Extract each line containing the string "this".

Dataset excerpts ::
○ ○ ○
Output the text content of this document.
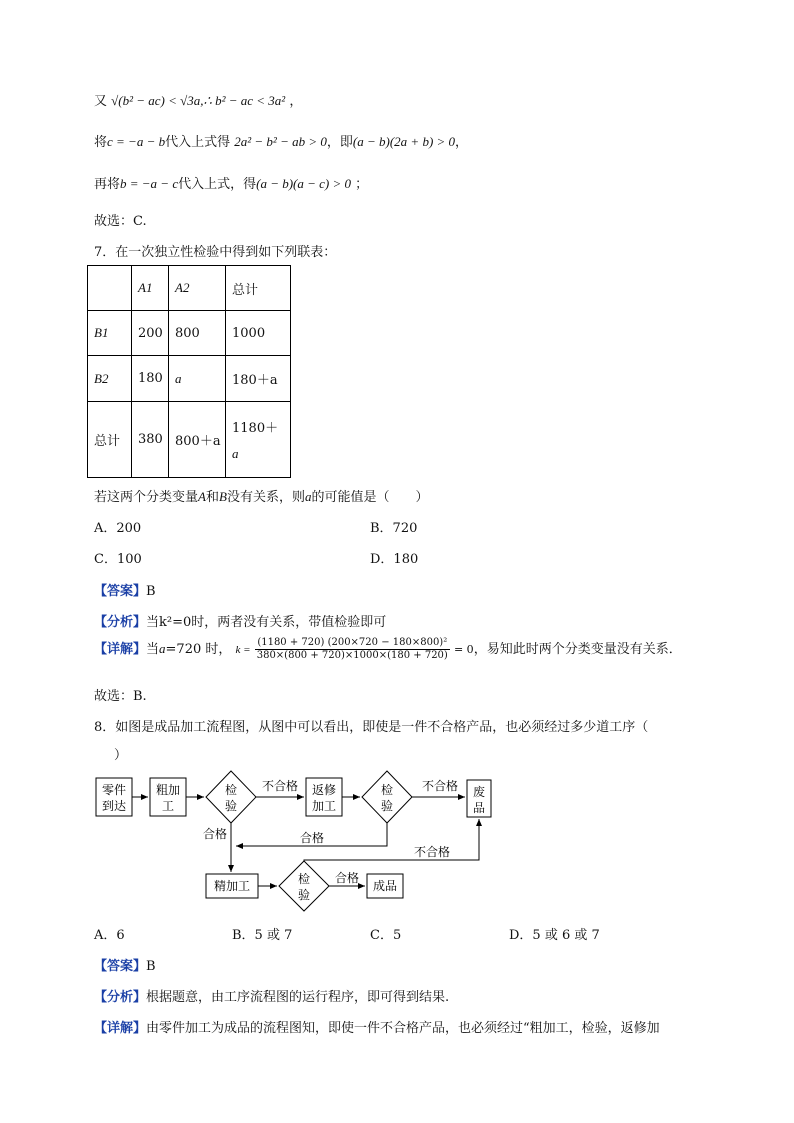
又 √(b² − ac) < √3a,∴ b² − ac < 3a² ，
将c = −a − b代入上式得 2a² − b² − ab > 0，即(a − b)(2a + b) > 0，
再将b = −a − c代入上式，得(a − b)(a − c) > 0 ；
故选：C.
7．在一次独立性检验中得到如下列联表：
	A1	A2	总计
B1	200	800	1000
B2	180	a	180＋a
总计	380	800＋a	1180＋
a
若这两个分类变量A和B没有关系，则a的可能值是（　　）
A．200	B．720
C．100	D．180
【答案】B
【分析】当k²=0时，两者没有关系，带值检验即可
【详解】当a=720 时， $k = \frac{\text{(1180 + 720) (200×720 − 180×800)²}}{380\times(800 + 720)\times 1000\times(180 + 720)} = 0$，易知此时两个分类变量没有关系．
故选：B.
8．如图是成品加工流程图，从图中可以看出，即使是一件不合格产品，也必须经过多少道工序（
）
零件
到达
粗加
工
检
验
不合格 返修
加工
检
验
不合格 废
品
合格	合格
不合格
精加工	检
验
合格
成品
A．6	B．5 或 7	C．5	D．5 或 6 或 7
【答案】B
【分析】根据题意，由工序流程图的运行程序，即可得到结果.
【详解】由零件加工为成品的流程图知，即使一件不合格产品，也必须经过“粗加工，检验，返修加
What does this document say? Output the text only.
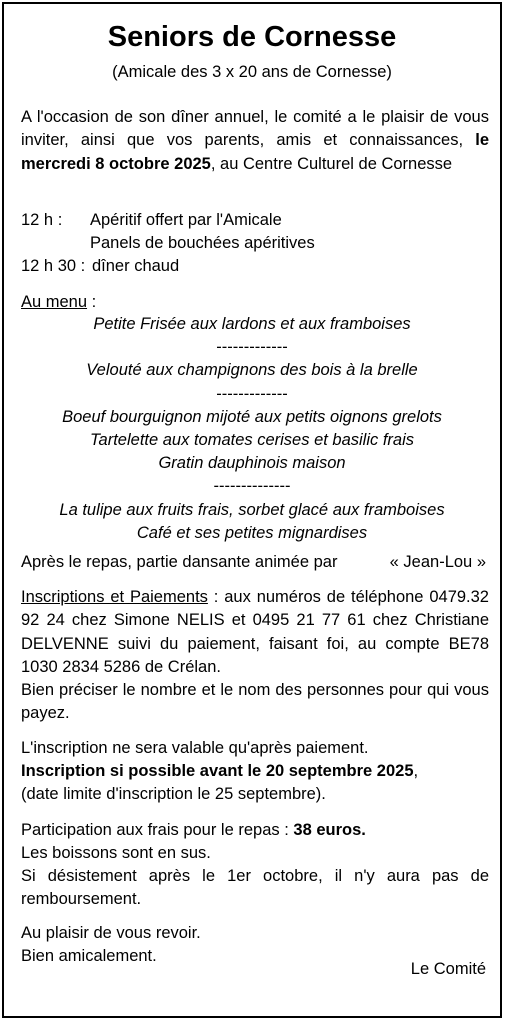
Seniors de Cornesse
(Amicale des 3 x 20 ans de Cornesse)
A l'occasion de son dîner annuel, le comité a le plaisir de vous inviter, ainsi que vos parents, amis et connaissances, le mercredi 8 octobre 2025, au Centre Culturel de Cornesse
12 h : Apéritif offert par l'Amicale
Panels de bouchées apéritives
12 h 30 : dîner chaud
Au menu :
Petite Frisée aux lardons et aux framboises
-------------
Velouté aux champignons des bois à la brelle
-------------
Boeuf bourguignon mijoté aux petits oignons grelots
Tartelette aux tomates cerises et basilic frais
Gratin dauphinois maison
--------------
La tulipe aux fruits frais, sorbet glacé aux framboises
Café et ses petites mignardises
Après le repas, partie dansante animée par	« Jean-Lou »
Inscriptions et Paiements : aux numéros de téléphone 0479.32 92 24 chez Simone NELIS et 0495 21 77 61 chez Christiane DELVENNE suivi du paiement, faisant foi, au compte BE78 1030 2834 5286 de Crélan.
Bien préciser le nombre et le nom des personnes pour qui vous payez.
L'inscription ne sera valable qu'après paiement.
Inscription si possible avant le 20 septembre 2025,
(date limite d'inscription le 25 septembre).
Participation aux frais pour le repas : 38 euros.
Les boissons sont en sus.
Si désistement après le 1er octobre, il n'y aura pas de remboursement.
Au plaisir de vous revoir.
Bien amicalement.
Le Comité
○ ○ ○
Result ::
Output the text content of this document.
What does this document say? Output the text only.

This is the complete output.